◆ **Challenge**: Transcribe the material verbatim in full; the pictures do not belong in the copy.

Collection entries
-------

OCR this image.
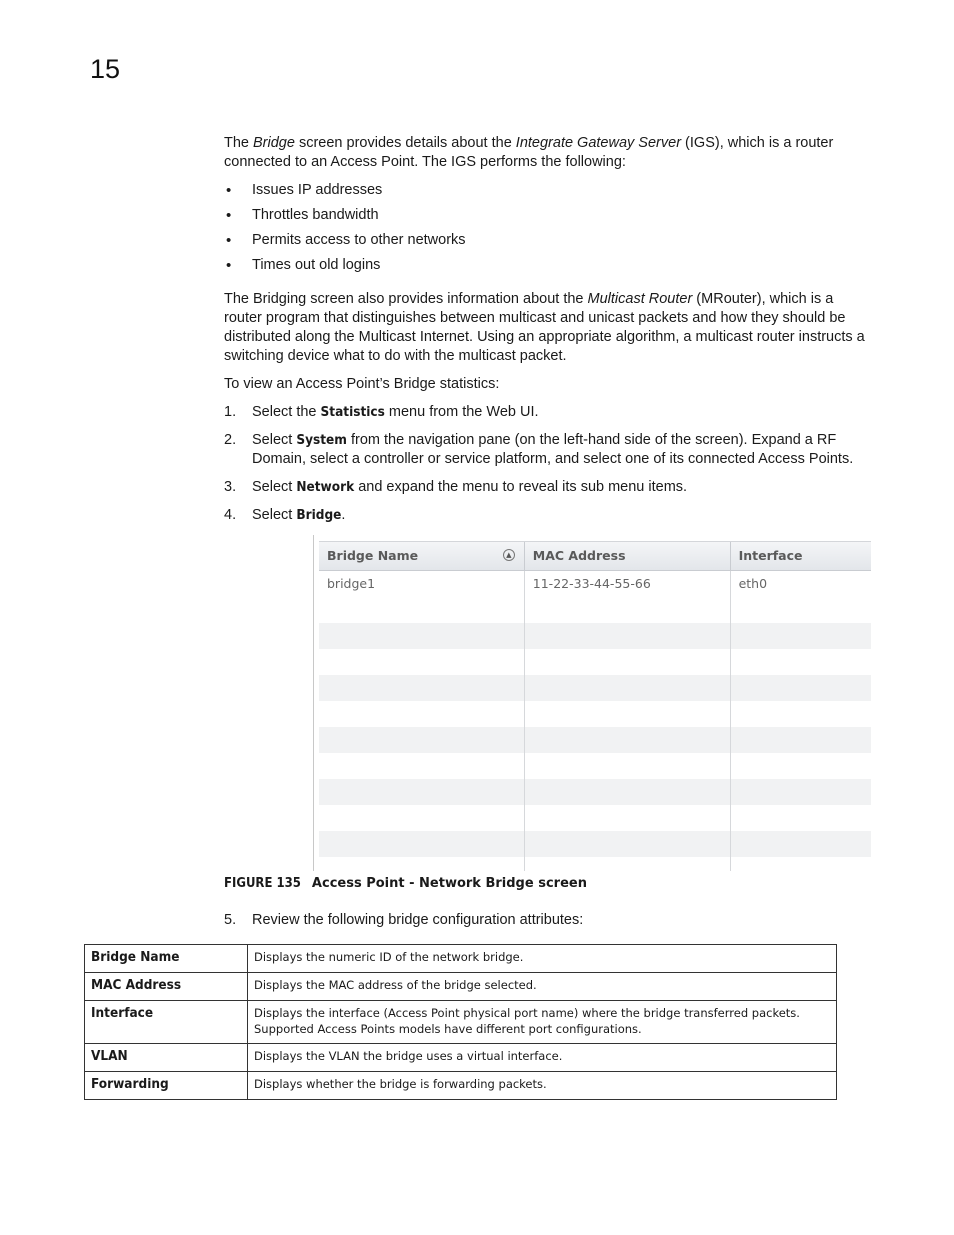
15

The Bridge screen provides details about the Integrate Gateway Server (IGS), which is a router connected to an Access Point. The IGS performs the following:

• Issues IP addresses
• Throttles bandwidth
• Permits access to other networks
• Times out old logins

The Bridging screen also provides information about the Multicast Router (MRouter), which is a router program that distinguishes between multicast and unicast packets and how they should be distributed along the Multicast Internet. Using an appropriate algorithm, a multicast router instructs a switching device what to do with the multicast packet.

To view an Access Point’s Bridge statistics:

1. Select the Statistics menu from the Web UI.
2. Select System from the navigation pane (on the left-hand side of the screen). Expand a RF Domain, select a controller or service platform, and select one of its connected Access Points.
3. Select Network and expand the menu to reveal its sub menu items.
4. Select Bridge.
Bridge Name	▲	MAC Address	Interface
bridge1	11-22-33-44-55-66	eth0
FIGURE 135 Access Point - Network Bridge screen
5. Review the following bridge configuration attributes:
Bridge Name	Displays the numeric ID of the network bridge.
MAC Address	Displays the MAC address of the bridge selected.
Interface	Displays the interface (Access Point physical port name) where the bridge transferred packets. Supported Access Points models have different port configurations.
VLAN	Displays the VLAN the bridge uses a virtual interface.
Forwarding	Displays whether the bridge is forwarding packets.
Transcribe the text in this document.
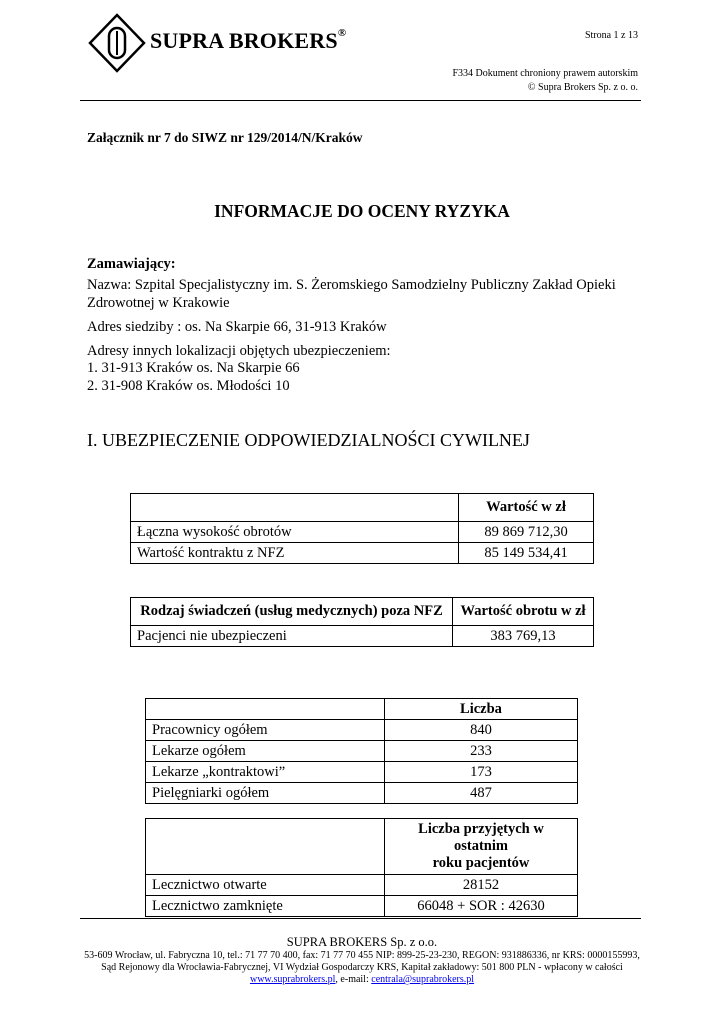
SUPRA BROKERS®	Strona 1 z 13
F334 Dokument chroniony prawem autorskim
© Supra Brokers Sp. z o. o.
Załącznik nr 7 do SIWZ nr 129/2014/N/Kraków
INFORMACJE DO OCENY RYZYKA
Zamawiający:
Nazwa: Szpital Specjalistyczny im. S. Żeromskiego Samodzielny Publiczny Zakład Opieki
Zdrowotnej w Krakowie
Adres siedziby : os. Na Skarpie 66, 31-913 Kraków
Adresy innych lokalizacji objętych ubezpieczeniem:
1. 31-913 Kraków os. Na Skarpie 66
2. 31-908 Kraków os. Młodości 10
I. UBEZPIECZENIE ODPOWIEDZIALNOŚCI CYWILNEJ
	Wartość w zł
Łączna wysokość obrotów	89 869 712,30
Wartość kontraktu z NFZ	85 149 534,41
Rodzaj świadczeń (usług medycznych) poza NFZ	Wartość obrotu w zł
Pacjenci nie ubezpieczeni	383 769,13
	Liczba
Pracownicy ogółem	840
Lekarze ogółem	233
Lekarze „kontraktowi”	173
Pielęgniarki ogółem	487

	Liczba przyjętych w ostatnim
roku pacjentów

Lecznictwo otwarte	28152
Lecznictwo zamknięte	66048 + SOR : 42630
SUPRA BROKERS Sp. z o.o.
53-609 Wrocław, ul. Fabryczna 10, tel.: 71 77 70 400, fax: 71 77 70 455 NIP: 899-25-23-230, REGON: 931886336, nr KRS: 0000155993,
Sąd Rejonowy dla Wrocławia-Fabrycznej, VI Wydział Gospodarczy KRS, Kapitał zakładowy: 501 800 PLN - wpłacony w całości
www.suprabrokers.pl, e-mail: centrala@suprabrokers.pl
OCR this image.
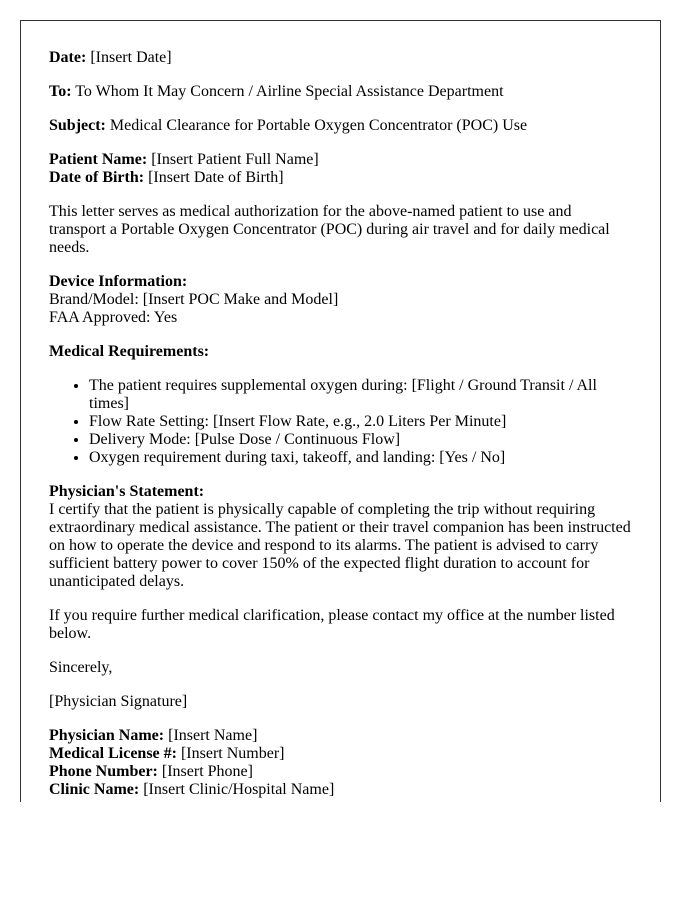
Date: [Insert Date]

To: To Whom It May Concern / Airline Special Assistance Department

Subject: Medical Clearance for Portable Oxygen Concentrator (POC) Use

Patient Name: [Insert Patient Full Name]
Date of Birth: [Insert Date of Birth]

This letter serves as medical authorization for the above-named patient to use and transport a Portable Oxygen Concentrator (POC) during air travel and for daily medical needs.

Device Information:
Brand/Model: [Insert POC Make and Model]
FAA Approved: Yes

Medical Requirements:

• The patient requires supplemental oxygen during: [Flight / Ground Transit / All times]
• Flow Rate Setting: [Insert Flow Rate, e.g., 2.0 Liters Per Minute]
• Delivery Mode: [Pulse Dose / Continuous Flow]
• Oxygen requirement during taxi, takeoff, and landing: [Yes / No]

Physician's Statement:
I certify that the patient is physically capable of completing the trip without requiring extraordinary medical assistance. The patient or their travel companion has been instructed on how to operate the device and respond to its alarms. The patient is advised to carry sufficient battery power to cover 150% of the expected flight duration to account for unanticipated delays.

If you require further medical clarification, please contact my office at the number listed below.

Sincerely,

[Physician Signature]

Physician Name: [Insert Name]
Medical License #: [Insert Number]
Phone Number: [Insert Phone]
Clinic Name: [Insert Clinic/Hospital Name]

-------

◆ **Output of the exercise**:
OCR this image.
15

The Bridge screen provides details about the Integrate Gateway Server (IGS), which is a router connected to an Access Point. The IGS performs the following:

• Issues IP addresses
• Throttles bandwidth
• Permits access to other networks
• Times out old logins

The Bridging screen also provides information about the Multicast Router (MRouter), which is a router program that distinguishes between multicast and unicast packets and how they should be distributed along the Multicast Internet. Using an appropriate algorithm, a multicast router instructs a switching device what to do with the multicast packet.

To view an Access Point’s Bridge statistics:

1. Select the Statistics menu from the Web UI.
2. Select System from the navigation pane (on the left-hand side of the screen). Expand a RF Domain, select a controller or service platform, and select one of its connected Access Points.
3. Select Network and expand the menu to reveal its sub menu items.
4. Select Bridge.
Bridge Name	▲	MAC Address	Interface
bridge1	11-22-33-44-55-66	eth0
FIGURE 135 Access Point - Network Bridge screen
5. Review the following bridge configuration attributes:
Bridge Name	Displays the numeric ID of the network bridge.
MAC Address	Displays the MAC address of the bridge selected.
Interface	Displays the interface (Access Point physical port name) where the bridge transferred packets. Supported Access Points models have different port configurations.
VLAN	Displays the VLAN the bridge uses a virtual interface.
Forwarding	Displays whether the bridge is forwarding packets.
Transcribe the text in this document.
SUPRA BROKERS®	Strona 1 z 13
F334 Dokument chroniony prawem autorskim
© Supra Brokers Sp. z o. o.
Załącznik nr 7 do SIWZ nr 129/2014/N/Kraków
INFORMACJE DO OCENY RYZYKA
Zamawiający:
Nazwa: Szpital Specjalistyczny im. S. Żeromskiego Samodzielny Publiczny Zakład Opieki
Zdrowotnej w Krakowie
Adres siedziby : os. Na Skarpie 66, 31-913 Kraków
Adresy innych lokalizacji objętych ubezpieczeniem:
1. 31-913 Kraków os. Na Skarpie 66
2. 31-908 Kraków os. Młodości 10
I. UBEZPIECZENIE ODPOWIEDZIALNOŚCI CYWILNEJ
	Wartość w zł
Łączna wysokość obrotów	89 869 712,30
Wartość kontraktu z NFZ	85 149 534,41
Rodzaj świadczeń (usług medycznych) poza NFZ	Wartość obrotu w zł
Pacjenci nie ubezpieczeni	383 769,13
	Liczba
Pracownicy ogółem	840
Lekarze ogółem	233
Lekarze „kontraktowi”	173
Pielęgniarki ogółem	487

	Liczba przyjętych w ostatnim
roku pacjentów

Lecznictwo otwarte	28152
Lecznictwo zamknięte	66048 + SOR : 42630
SUPRA BROKERS Sp. z o.o.
53-609 Wrocław, ul. Fabryczna 10, tel.: 71 77 70 400, fax: 71 77 70 455 NIP: 899-25-23-230, REGON: 931886336, nr KRS: 0000155993,
Sąd Rejonowy dla Wrocławia-Fabrycznej, VI Wydział Gospodarczy KRS, Kapitał zakładowy: 501 800 PLN - wpłacony w całości
www.suprabrokers.pl, e-mail: centrala@suprabrokers.pl
OCR this image.
Date: [Insert Date]

To: To Whom It May Concern / Airline Special Assistance Department

Subject: Medical Clearance for Portable Oxygen Concentrator (POC) Use

Patient Name: [Insert Patient Full Name]
Date of Birth: [Insert Date of Birth]

This letter serves as medical authorization for the above-named patient to use and transport a Portable Oxygen Concentrator (POC) during air travel and for daily medical needs.

Device Information:
Brand/Model: [Insert POC Make and Model]
FAA Approved: Yes

Medical Requirements:

• The patient requires supplemental oxygen during: [Flight / Ground Transit / All times]
• Flow Rate Setting: [Insert Flow Rate, e.g., 2.0 Liters Per Minute]
• Delivery Mode: [Pulse Dose / Continuous Flow]
• Oxygen requirement during taxi, takeoff, and landing: [Yes / No]

Physician's Statement:
I certify that the patient is physically capable of completing the trip without requiring extraordinary medical assistance. The patient or their travel companion has been instructed on how to operate the device and respond to its alarms. The patient is advised to carry sufficient battery power to cover 150% of the expected flight duration to account for unanticipated delays.

If you require further medical clarification, please contact my office at the number listed below.

Sincerely,

[Physician Signature]

Physician Name: [Insert Name]
Medical License #: [Insert Number]
Phone Number: [Insert Phone]
Clinic Name: [Insert Clinic/Hospital Name]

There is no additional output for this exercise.